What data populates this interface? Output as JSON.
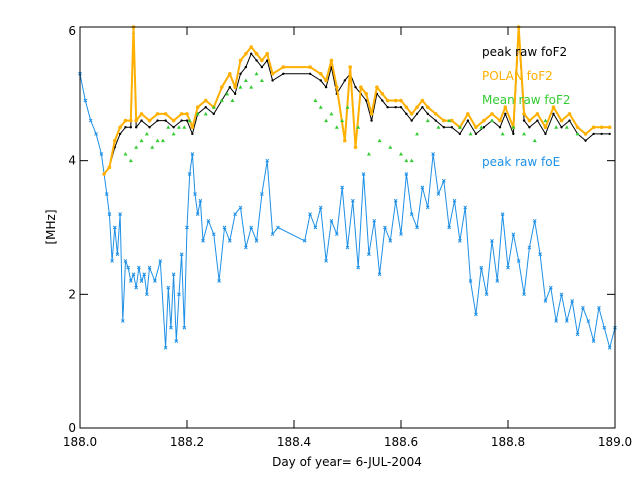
{
  "chart_data": {
    "type": "line",
    "title": "",
    "xlabel": "Day of year= 6-JUL-2004",
    "ylabel": "[MHz]",
    "xlim": [
      188.0,
      189.0
    ],
    "ylim": [
      0,
      6
    ],
    "xticks": [
      188.0,
      188.2,
      188.4,
      188.6,
      188.8,
      189.0
    ],
    "xtick_labels": [
      "188.0",
      "188.2",
      "188.4",
      "188.6",
      "188.8",
      "189.0"
    ],
    "yticks": [
      0,
      2,
      4,
      6
    ],
    "ytick_labels": [
      "0",
      "2",
      "4",
      "6"
    ],
    "grid": false,
    "legend_position": "top-right",
    "series": [
      {
        "name": "peak raw foF2",
        "color": "#000000",
        "style": "line-with-markers",
        "x": [
          188.045,
          188.055,
          188.065,
          188.075,
          188.085,
          188.095,
          188.1,
          188.105,
          188.115,
          188.13,
          188.145,
          188.16,
          188.175,
          188.19,
          188.2,
          188.21,
          188.22,
          188.235,
          188.25,
          188.265,
          188.28,
          188.29,
          188.3,
          188.31,
          188.32,
          188.33,
          188.34,
          188.35,
          188.36,
          188.38,
          188.43,
          188.45,
          188.46,
          188.47,
          188.48,
          188.495,
          188.505,
          188.515,
          188.525,
          188.535,
          188.545,
          188.555,
          188.565,
          188.575,
          188.59,
          188.6,
          188.61,
          188.62,
          188.63,
          188.64,
          188.65,
          188.665,
          188.68,
          188.695,
          188.71,
          188.725,
          188.74,
          188.755,
          188.77,
          188.785,
          188.795,
          188.81,
          188.82,
          188.83,
          188.84,
          188.855,
          188.87,
          188.885,
          188.9,
          188.915,
          188.93,
          188.945,
          188.96,
          188.975,
          188.99
        ],
        "y": [
          3.8,
          3.9,
          4.2,
          4.4,
          4.5,
          4.5,
          5.9,
          4.5,
          4.6,
          4.5,
          4.6,
          4.6,
          4.5,
          4.6,
          4.6,
          4.4,
          4.7,
          4.8,
          4.7,
          4.9,
          5.1,
          5.0,
          5.3,
          5.4,
          5.6,
          5.5,
          5.4,
          5.5,
          5.2,
          5.3,
          5.3,
          5.2,
          5.1,
          5.4,
          5.0,
          5.2,
          5.3,
          5.1,
          5.0,
          4.9,
          4.6,
          5.0,
          4.9,
          4.8,
          4.8,
          4.8,
          4.7,
          4.6,
          4.7,
          4.8,
          4.7,
          4.6,
          4.5,
          4.5,
          4.4,
          4.6,
          4.4,
          4.5,
          4.6,
          4.5,
          4.7,
          4.4,
          5.9,
          4.6,
          4.5,
          4.6,
          4.4,
          4.7,
          4.5,
          4.6,
          4.4,
          4.3,
          4.4,
          4.4,
          4.4
        ]
      },
      {
        "name": "POLAN foF2",
        "color": "#ffb000",
        "style": "line-with-markers",
        "x": [
          188.045,
          188.055,
          188.065,
          188.075,
          188.085,
          188.095,
          188.1,
          188.105,
          188.115,
          188.13,
          188.145,
          188.16,
          188.175,
          188.19,
          188.2,
          188.21,
          188.22,
          188.235,
          188.25,
          188.265,
          188.28,
          188.29,
          188.3,
          188.31,
          188.32,
          188.33,
          188.34,
          188.35,
          188.36,
          188.38,
          188.43,
          188.45,
          188.46,
          188.47,
          188.48,
          188.495,
          188.505,
          188.515,
          188.525,
          188.535,
          188.545,
          188.555,
          188.565,
          188.575,
          188.59,
          188.6,
          188.61,
          188.62,
          188.63,
          188.64,
          188.65,
          188.665,
          188.68,
          188.695,
          188.71,
          188.725,
          188.74,
          188.755,
          188.77,
          188.785,
          188.795,
          188.81,
          188.82,
          188.83,
          188.84,
          188.855,
          188.87,
          188.885,
          188.9,
          188.915,
          188.93,
          188.945,
          188.96,
          188.975,
          188.99
        ],
        "y": [
          3.8,
          3.9,
          4.3,
          4.5,
          4.6,
          4.6,
          6.0,
          4.6,
          4.7,
          4.6,
          4.7,
          4.7,
          4.6,
          4.7,
          4.7,
          4.5,
          4.8,
          4.9,
          4.8,
          5.1,
          5.3,
          5.1,
          5.5,
          5.6,
          5.7,
          5.6,
          5.5,
          5.6,
          5.3,
          5.4,
          5.4,
          5.3,
          5.2,
          5.5,
          5.1,
          4.3,
          5.4,
          4.2,
          5.1,
          5.0,
          4.7,
          5.1,
          5.0,
          4.9,
          4.9,
          4.9,
          4.8,
          4.7,
          4.8,
          4.9,
          4.8,
          4.7,
          4.6,
          4.6,
          4.5,
          4.7,
          4.5,
          4.6,
          4.7,
          4.6,
          4.8,
          4.5,
          6.0,
          4.7,
          4.6,
          4.7,
          4.5,
          4.8,
          4.6,
          4.7,
          4.5,
          4.4,
          4.5,
          4.5,
          4.5
        ]
      },
      {
        "name": "Mean raw foF2",
        "color": "#33cc33",
        "style": "markers",
        "x": [
          188.085,
          188.095,
          188.105,
          188.115,
          188.125,
          188.135,
          188.145,
          188.155,
          188.165,
          188.175,
          188.185,
          188.195,
          188.205,
          188.22,
          188.235,
          188.25,
          188.265,
          188.275,
          188.285,
          188.3,
          188.31,
          188.32,
          188.33,
          188.34,
          188.44,
          188.45,
          188.46,
          188.47,
          188.48,
          188.49,
          188.5,
          188.52,
          188.54,
          188.56,
          188.58,
          188.6,
          188.61,
          188.62,
          188.63,
          188.65,
          188.67,
          188.69,
          188.71,
          188.73,
          188.75,
          188.77,
          188.79,
          188.81,
          188.83,
          188.85,
          188.87,
          188.89,
          188.91,
          188.93
        ],
        "y": [
          4.1,
          4.0,
          4.2,
          4.3,
          4.4,
          4.2,
          4.3,
          4.3,
          4.5,
          4.4,
          4.5,
          4.5,
          4.6,
          4.7,
          4.7,
          4.8,
          4.9,
          5.0,
          4.9,
          5.1,
          5.2,
          5.1,
          5.3,
          5.2,
          4.9,
          4.8,
          4.6,
          4.7,
          4.5,
          4.6,
          4.8,
          4.5,
          4.1,
          4.3,
          4.2,
          4.1,
          4.0,
          4.0,
          4.4,
          4.6,
          4.5,
          4.6,
          4.5,
          4.4,
          4.5,
          4.6,
          4.4,
          4.5,
          4.4,
          4.3,
          4.6,
          4.5,
          4.5,
          4.4
        ]
      },
      {
        "name": "peak raw foE",
        "color": "#1e90e6",
        "style": "line-with-markers",
        "x": [
          188.0,
          188.01,
          188.02,
          188.03,
          188.04,
          188.05,
          188.055,
          188.06,
          188.065,
          188.07,
          188.075,
          188.08,
          188.085,
          188.09,
          188.095,
          188.1,
          188.105,
          188.11,
          188.115,
          188.12,
          188.125,
          188.13,
          188.14,
          188.15,
          188.16,
          188.165,
          188.17,
          188.175,
          188.18,
          188.185,
          188.19,
          188.195,
          188.2,
          188.205,
          188.21,
          188.215,
          188.22,
          188.225,
          188.23,
          188.24,
          188.25,
          188.26,
          188.27,
          188.28,
          188.29,
          188.3,
          188.31,
          188.32,
          188.33,
          188.34,
          188.35,
          188.36,
          188.37,
          188.42,
          188.43,
          188.44,
          188.45,
          188.46,
          188.47,
          188.48,
          188.49,
          188.5,
          188.51,
          188.52,
          188.53,
          188.54,
          188.55,
          188.56,
          188.57,
          188.58,
          188.59,
          188.6,
          188.61,
          188.62,
          188.63,
          188.64,
          188.65,
          188.66,
          188.67,
          188.68,
          188.69,
          188.7,
          188.71,
          188.72,
          188.73,
          188.74,
          188.75,
          188.76,
          188.77,
          188.78,
          188.79,
          188.8,
          188.81,
          188.82,
          188.83,
          188.84,
          188.85,
          188.86,
          188.87,
          188.88,
          188.89,
          188.9,
          188.91,
          188.92,
          188.93,
          188.94,
          188.95,
          188.96,
          188.97,
          188.98,
          188.99,
          189.0
        ],
        "y": [
          5.3,
          4.9,
          4.6,
          4.4,
          4.1,
          3.5,
          3.2,
          2.5,
          3.0,
          2.6,
          3.2,
          1.6,
          2.5,
          2.4,
          2.2,
          2.3,
          2.1,
          2.4,
          2.2,
          2.3,
          2.0,
          2.4,
          2.2,
          2.5,
          1.2,
          2.1,
          1.5,
          2.3,
          1.3,
          2.0,
          2.6,
          1.5,
          3.0,
          3.8,
          4.1,
          3.5,
          3.2,
          3.4,
          2.8,
          3.1,
          2.9,
          2.2,
          3.0,
          2.8,
          3.2,
          3.3,
          2.7,
          3.0,
          2.8,
          3.5,
          4.0,
          2.9,
          3.0,
          2.8,
          3.2,
          3.0,
          3.3,
          2.5,
          3.1,
          2.9,
          3.6,
          2.7,
          3.4,
          2.4,
          3.8,
          2.6,
          3.1,
          2.3,
          3.0,
          2.8,
          3.4,
          2.9,
          3.8,
          3.2,
          3.0,
          3.6,
          3.3,
          4.1,
          3.5,
          3.7,
          3.0,
          3.4,
          2.8,
          3.3,
          2.2,
          1.7,
          2.4,
          2.0,
          2.8,
          2.2,
          3.2,
          2.4,
          2.9,
          2.5,
          2.0,
          2.7,
          3.1,
          2.6,
          1.9,
          2.1,
          1.6,
          2.0,
          1.6,
          1.9,
          1.4,
          1.8,
          1.6,
          1.3,
          1.8,
          1.5,
          1.2,
          1.5
        ]
      }
    ]
  }
}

*INSTRUCTION*
Extract all lines of the records above that include "color".

*RESULT FOR THIS TASK*
        "color": "#000000",
        "color": "#ffb000",
        "color": "#33cc33",
        "color": "#1e90e6",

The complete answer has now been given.